**Exercise prompt**
Collect the lines of the entries where "image" shows up.

**Data entries**
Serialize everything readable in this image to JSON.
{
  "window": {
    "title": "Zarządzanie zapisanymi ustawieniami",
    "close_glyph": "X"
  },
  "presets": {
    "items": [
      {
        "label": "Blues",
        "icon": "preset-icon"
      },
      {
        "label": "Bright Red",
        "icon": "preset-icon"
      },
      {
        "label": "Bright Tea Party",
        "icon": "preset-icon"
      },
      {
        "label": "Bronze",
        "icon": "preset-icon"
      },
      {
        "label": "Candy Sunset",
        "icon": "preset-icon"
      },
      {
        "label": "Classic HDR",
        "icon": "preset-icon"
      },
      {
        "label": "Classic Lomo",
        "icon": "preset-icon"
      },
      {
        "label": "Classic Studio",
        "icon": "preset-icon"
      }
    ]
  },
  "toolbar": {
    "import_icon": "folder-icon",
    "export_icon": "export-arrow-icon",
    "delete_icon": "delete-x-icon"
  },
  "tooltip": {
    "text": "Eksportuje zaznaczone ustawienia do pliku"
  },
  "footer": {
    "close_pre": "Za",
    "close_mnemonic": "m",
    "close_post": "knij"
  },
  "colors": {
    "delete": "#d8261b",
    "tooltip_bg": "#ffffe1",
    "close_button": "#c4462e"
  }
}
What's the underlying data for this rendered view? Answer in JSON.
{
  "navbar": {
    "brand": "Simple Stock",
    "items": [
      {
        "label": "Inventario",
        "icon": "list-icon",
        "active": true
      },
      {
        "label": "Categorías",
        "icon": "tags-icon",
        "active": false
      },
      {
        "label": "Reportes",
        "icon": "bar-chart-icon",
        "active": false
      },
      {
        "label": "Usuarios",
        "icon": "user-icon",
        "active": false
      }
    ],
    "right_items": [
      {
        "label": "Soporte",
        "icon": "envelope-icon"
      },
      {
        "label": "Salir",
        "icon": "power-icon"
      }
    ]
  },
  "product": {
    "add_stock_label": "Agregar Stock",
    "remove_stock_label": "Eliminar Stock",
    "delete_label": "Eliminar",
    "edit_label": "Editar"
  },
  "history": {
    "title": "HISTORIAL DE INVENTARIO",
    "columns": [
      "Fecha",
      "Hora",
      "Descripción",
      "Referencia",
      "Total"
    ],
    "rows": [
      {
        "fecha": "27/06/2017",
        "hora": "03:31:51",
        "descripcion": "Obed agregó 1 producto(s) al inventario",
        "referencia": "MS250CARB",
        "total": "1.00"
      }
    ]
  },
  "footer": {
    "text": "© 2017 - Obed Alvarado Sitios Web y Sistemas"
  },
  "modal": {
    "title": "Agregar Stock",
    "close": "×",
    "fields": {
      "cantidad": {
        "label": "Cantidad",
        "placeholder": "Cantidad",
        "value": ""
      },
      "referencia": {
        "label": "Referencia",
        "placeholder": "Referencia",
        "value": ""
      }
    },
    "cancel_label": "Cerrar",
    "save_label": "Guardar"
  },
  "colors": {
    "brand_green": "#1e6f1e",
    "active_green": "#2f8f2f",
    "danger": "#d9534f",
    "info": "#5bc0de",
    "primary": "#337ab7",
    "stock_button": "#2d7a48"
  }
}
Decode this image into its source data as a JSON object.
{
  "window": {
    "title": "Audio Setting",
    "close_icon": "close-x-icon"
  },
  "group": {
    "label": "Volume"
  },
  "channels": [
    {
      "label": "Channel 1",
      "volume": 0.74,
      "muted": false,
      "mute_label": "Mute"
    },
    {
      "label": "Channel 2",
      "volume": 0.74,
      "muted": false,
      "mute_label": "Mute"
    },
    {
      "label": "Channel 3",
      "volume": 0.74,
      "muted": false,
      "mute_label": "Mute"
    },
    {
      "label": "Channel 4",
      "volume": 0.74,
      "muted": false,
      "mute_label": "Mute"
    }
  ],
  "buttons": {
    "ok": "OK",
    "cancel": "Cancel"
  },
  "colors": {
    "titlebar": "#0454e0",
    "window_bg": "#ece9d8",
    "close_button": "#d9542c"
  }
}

**Exercise solution**
Serialize everything readable in this image to JSON.
Decode this image into its source data as a JSON object.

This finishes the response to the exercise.